Below are entries. Pull out all lines containing "value".

====================

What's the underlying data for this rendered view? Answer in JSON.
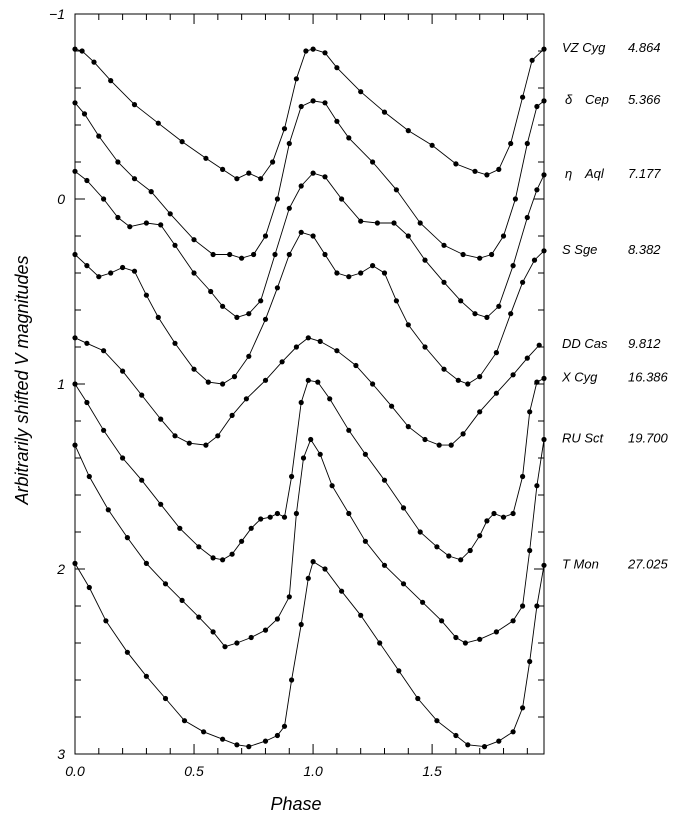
{
  "chart_data": {
    "type": "line",
    "xlabel": "Phase",
    "ylabel": "Arbitrarily shifted V magnitudes",
    "xlim": [
      0.0,
      1.97
    ],
    "ylim": [
      3.0,
      -1.0
    ],
    "y_inverted": true,
    "x_tick_labels": [
      {
        "value": 0.0,
        "label": "0.0"
      },
      {
        "value": 0.5,
        "label": "0.5"
      },
      {
        "value": 1.0,
        "label": "1.0"
      },
      {
        "value": 1.5,
        "label": "1.5"
      }
    ],
    "y_tick_labels": [
      {
        "value": -1,
        "label": "−1"
      },
      {
        "value": 0,
        "label": "0"
      },
      {
        "value": 1,
        "label": "1"
      },
      {
        "value": 2,
        "label": "2"
      },
      {
        "value": 3,
        "label": "3"
      }
    ],
    "grid": false,
    "series": [
      {
        "name": "VZ Cyg",
        "period": "4.864",
        "greek": "",
        "points": [
          [
            0.0,
            -0.81
          ],
          [
            0.03,
            -0.8
          ],
          [
            0.08,
            -0.74
          ],
          [
            0.15,
            -0.64
          ],
          [
            0.25,
            -0.51
          ],
          [
            0.35,
            -0.41
          ],
          [
            0.45,
            -0.31
          ],
          [
            0.55,
            -0.22
          ],
          [
            0.62,
            -0.16
          ],
          [
            0.68,
            -0.11
          ],
          [
            0.73,
            -0.14
          ],
          [
            0.78,
            -0.11
          ],
          [
            0.83,
            -0.2
          ],
          [
            0.88,
            -0.38
          ],
          [
            0.93,
            -0.65
          ],
          [
            0.97,
            -0.8
          ],
          [
            1.0,
            -0.81
          ],
          [
            1.05,
            -0.79
          ],
          [
            1.1,
            -0.71
          ],
          [
            1.2,
            -0.58
          ],
          [
            1.3,
            -0.47
          ],
          [
            1.4,
            -0.37
          ],
          [
            1.5,
            -0.29
          ],
          [
            1.6,
            -0.19
          ],
          [
            1.68,
            -0.15
          ],
          [
            1.73,
            -0.13
          ],
          [
            1.78,
            -0.16
          ],
          [
            1.83,
            -0.3
          ],
          [
            1.88,
            -0.55
          ],
          [
            1.92,
            -0.75
          ],
          [
            1.97,
            -0.81
          ]
        ]
      },
      {
        "name": "Cep",
        "period": "5.366",
        "greek": "δ",
        "points": [
          [
            0.0,
            -0.52
          ],
          [
            0.04,
            -0.46
          ],
          [
            0.1,
            -0.34
          ],
          [
            0.18,
            -0.2
          ],
          [
            0.25,
            -0.11
          ],
          [
            0.32,
            -0.04
          ],
          [
            0.4,
            0.08
          ],
          [
            0.5,
            0.22
          ],
          [
            0.58,
            0.3
          ],
          [
            0.65,
            0.3
          ],
          [
            0.7,
            0.32
          ],
          [
            0.75,
            0.3
          ],
          [
            0.8,
            0.2
          ],
          [
            0.85,
            0.0
          ],
          [
            0.9,
            -0.3
          ],
          [
            0.95,
            -0.5
          ],
          [
            1.0,
            -0.53
          ],
          [
            1.05,
            -0.52
          ],
          [
            1.1,
            -0.42
          ],
          [
            1.15,
            -0.33
          ],
          [
            1.25,
            -0.2
          ],
          [
            1.35,
            -0.05
          ],
          [
            1.45,
            0.13
          ],
          [
            1.55,
            0.25
          ],
          [
            1.63,
            0.3
          ],
          [
            1.7,
            0.32
          ],
          [
            1.75,
            0.3
          ],
          [
            1.8,
            0.2
          ],
          [
            1.85,
            0.0
          ],
          [
            1.9,
            -0.3
          ],
          [
            1.94,
            -0.5
          ],
          [
            1.97,
            -0.53
          ]
        ]
      },
      {
        "name": "Aql",
        "period": "7.177",
        "greek": "η",
        "points": [
          [
            0.0,
            -0.15
          ],
          [
            0.05,
            -0.1
          ],
          [
            0.12,
            0.0
          ],
          [
            0.18,
            0.1
          ],
          [
            0.23,
            0.15
          ],
          [
            0.3,
            0.13
          ],
          [
            0.36,
            0.14
          ],
          [
            0.42,
            0.25
          ],
          [
            0.5,
            0.4
          ],
          [
            0.57,
            0.5
          ],
          [
            0.62,
            0.58
          ],
          [
            0.68,
            0.64
          ],
          [
            0.73,
            0.62
          ],
          [
            0.78,
            0.55
          ],
          [
            0.84,
            0.3
          ],
          [
            0.9,
            0.05
          ],
          [
            0.95,
            -0.07
          ],
          [
            1.0,
            -0.14
          ],
          [
            1.05,
            -0.12
          ],
          [
            1.12,
            0.0
          ],
          [
            1.2,
            0.12
          ],
          [
            1.27,
            0.13
          ],
          [
            1.34,
            0.13
          ],
          [
            1.4,
            0.2
          ],
          [
            1.47,
            0.33
          ],
          [
            1.55,
            0.45
          ],
          [
            1.62,
            0.55
          ],
          [
            1.68,
            0.62
          ],
          [
            1.73,
            0.64
          ],
          [
            1.78,
            0.58
          ],
          [
            1.84,
            0.36
          ],
          [
            1.9,
            0.1
          ],
          [
            1.94,
            -0.05
          ],
          [
            1.97,
            -0.13
          ]
        ]
      },
      {
        "name": "S Sge",
        "period": "8.382",
        "greek": "",
        "points": [
          [
            0.0,
            0.3
          ],
          [
            0.05,
            0.36
          ],
          [
            0.1,
            0.42
          ],
          [
            0.15,
            0.4
          ],
          [
            0.2,
            0.37
          ],
          [
            0.25,
            0.39
          ],
          [
            0.3,
            0.52
          ],
          [
            0.35,
            0.64
          ],
          [
            0.42,
            0.78
          ],
          [
            0.5,
            0.92
          ],
          [
            0.56,
            0.99
          ],
          [
            0.62,
            1.0
          ],
          [
            0.67,
            0.96
          ],
          [
            0.73,
            0.85
          ],
          [
            0.8,
            0.65
          ],
          [
            0.85,
            0.48
          ],
          [
            0.9,
            0.3
          ],
          [
            0.95,
            0.18
          ],
          [
            1.0,
            0.2
          ],
          [
            1.05,
            0.3
          ],
          [
            1.1,
            0.4
          ],
          [
            1.15,
            0.42
          ],
          [
            1.2,
            0.4
          ],
          [
            1.25,
            0.36
          ],
          [
            1.3,
            0.4
          ],
          [
            1.35,
            0.55
          ],
          [
            1.4,
            0.68
          ],
          [
            1.47,
            0.8
          ],
          [
            1.55,
            0.92
          ],
          [
            1.61,
            0.98
          ],
          [
            1.65,
            1.0
          ],
          [
            1.7,
            0.96
          ],
          [
            1.77,
            0.83
          ],
          [
            1.83,
            0.62
          ],
          [
            1.88,
            0.45
          ],
          [
            1.93,
            0.33
          ],
          [
            1.97,
            0.28
          ]
        ]
      },
      {
        "name": "DD Cas",
        "period": "9.812",
        "greek": "",
        "points": [
          [
            0.0,
            0.75
          ],
          [
            0.05,
            0.78
          ],
          [
            0.12,
            0.82
          ],
          [
            0.2,
            0.93
          ],
          [
            0.28,
            1.06
          ],
          [
            0.36,
            1.19
          ],
          [
            0.42,
            1.28
          ],
          [
            0.48,
            1.32
          ],
          [
            0.55,
            1.33
          ],
          [
            0.6,
            1.28
          ],
          [
            0.66,
            1.17
          ],
          [
            0.72,
            1.08
          ],
          [
            0.8,
            0.98
          ],
          [
            0.87,
            0.88
          ],
          [
            0.93,
            0.8
          ],
          [
            0.98,
            0.75
          ],
          [
            1.03,
            0.77
          ],
          [
            1.1,
            0.82
          ],
          [
            1.18,
            0.9
          ],
          [
            1.25,
            1.0
          ],
          [
            1.33,
            1.12
          ],
          [
            1.4,
            1.23
          ],
          [
            1.47,
            1.3
          ],
          [
            1.53,
            1.33
          ],
          [
            1.58,
            1.33
          ],
          [
            1.63,
            1.27
          ],
          [
            1.7,
            1.15
          ],
          [
            1.77,
            1.05
          ],
          [
            1.84,
            0.95
          ],
          [
            1.9,
            0.86
          ],
          [
            1.95,
            0.79
          ]
        ]
      },
      {
        "name": "X Cyg",
        "period": "16.386",
        "greek": "",
        "points": [
          [
            0.0,
            1.0
          ],
          [
            0.05,
            1.1
          ],
          [
            0.12,
            1.25
          ],
          [
            0.2,
            1.4
          ],
          [
            0.28,
            1.52
          ],
          [
            0.36,
            1.65
          ],
          [
            0.44,
            1.78
          ],
          [
            0.52,
            1.88
          ],
          [
            0.58,
            1.94
          ],
          [
            0.62,
            1.95
          ],
          [
            0.66,
            1.92
          ],
          [
            0.7,
            1.85
          ],
          [
            0.74,
            1.78
          ],
          [
            0.78,
            1.73
          ],
          [
            0.82,
            1.72
          ],
          [
            0.85,
            1.7
          ],
          [
            0.88,
            1.72
          ],
          [
            0.91,
            1.5
          ],
          [
            0.95,
            1.1
          ],
          [
            0.98,
            0.98
          ],
          [
            1.02,
            0.99
          ],
          [
            1.07,
            1.08
          ],
          [
            1.15,
            1.25
          ],
          [
            1.22,
            1.38
          ],
          [
            1.3,
            1.52
          ],
          [
            1.38,
            1.67
          ],
          [
            1.45,
            1.8
          ],
          [
            1.52,
            1.88
          ],
          [
            1.57,
            1.93
          ],
          [
            1.62,
            1.95
          ],
          [
            1.66,
            1.9
          ],
          [
            1.7,
            1.82
          ],
          [
            1.73,
            1.74
          ],
          [
            1.76,
            1.7
          ],
          [
            1.8,
            1.72
          ],
          [
            1.84,
            1.7
          ],
          [
            1.88,
            1.5
          ],
          [
            1.91,
            1.15
          ],
          [
            1.94,
            0.99
          ],
          [
            1.97,
            0.97
          ]
        ]
      },
      {
        "name": "RU Sct",
        "period": "19.700",
        "greek": "",
        "points": [
          [
            0.0,
            1.33
          ],
          [
            0.06,
            1.5
          ],
          [
            0.14,
            1.68
          ],
          [
            0.22,
            1.83
          ],
          [
            0.3,
            1.97
          ],
          [
            0.38,
            2.08
          ],
          [
            0.45,
            2.17
          ],
          [
            0.52,
            2.26
          ],
          [
            0.58,
            2.34
          ],
          [
            0.63,
            2.42
          ],
          [
            0.68,
            2.4
          ],
          [
            0.74,
            2.37
          ],
          [
            0.8,
            2.33
          ],
          [
            0.85,
            2.27
          ],
          [
            0.9,
            2.15
          ],
          [
            0.93,
            1.7
          ],
          [
            0.96,
            1.4
          ],
          [
            0.99,
            1.3
          ],
          [
            1.03,
            1.38
          ],
          [
            1.08,
            1.55
          ],
          [
            1.15,
            1.7
          ],
          [
            1.22,
            1.85
          ],
          [
            1.3,
            1.98
          ],
          [
            1.38,
            2.08
          ],
          [
            1.46,
            2.18
          ],
          [
            1.54,
            2.28
          ],
          [
            1.6,
            2.37
          ],
          [
            1.64,
            2.4
          ],
          [
            1.7,
            2.38
          ],
          [
            1.77,
            2.34
          ],
          [
            1.84,
            2.28
          ],
          [
            1.88,
            2.2
          ],
          [
            1.91,
            1.9
          ],
          [
            1.94,
            1.55
          ],
          [
            1.97,
            1.3
          ]
        ]
      },
      {
        "name": "T Mon",
        "period": "27.025",
        "greek": "",
        "points": [
          [
            0.0,
            1.97
          ],
          [
            0.06,
            2.1
          ],
          [
            0.13,
            2.28
          ],
          [
            0.22,
            2.45
          ],
          [
            0.3,
            2.58
          ],
          [
            0.38,
            2.7
          ],
          [
            0.46,
            2.82
          ],
          [
            0.54,
            2.88
          ],
          [
            0.62,
            2.92
          ],
          [
            0.68,
            2.95
          ],
          [
            0.73,
            2.96
          ],
          [
            0.8,
            2.93
          ],
          [
            0.85,
            2.9
          ],
          [
            0.88,
            2.85
          ],
          [
            0.91,
            2.6
          ],
          [
            0.95,
            2.3
          ],
          [
            0.98,
            2.05
          ],
          [
            1.0,
            1.96
          ],
          [
            1.05,
            2.0
          ],
          [
            1.12,
            2.12
          ],
          [
            1.2,
            2.25
          ],
          [
            1.28,
            2.4
          ],
          [
            1.36,
            2.55
          ],
          [
            1.44,
            2.7
          ],
          [
            1.52,
            2.82
          ],
          [
            1.6,
            2.9
          ],
          [
            1.65,
            2.95
          ],
          [
            1.72,
            2.96
          ],
          [
            1.78,
            2.93
          ],
          [
            1.84,
            2.88
          ],
          [
            1.88,
            2.75
          ],
          [
            1.91,
            2.5
          ],
          [
            1.94,
            2.2
          ],
          [
            1.97,
            1.98
          ]
        ]
      }
    ]
  }
}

====================

| FINAL RESULT |
        "value": 0.0,
        "value": 0.5,
        "value": 1.0,
        "value": 1.5,
        "value": -1,
        "value": 0,
        "value": 1,
        "value": 2,
        "value": 3,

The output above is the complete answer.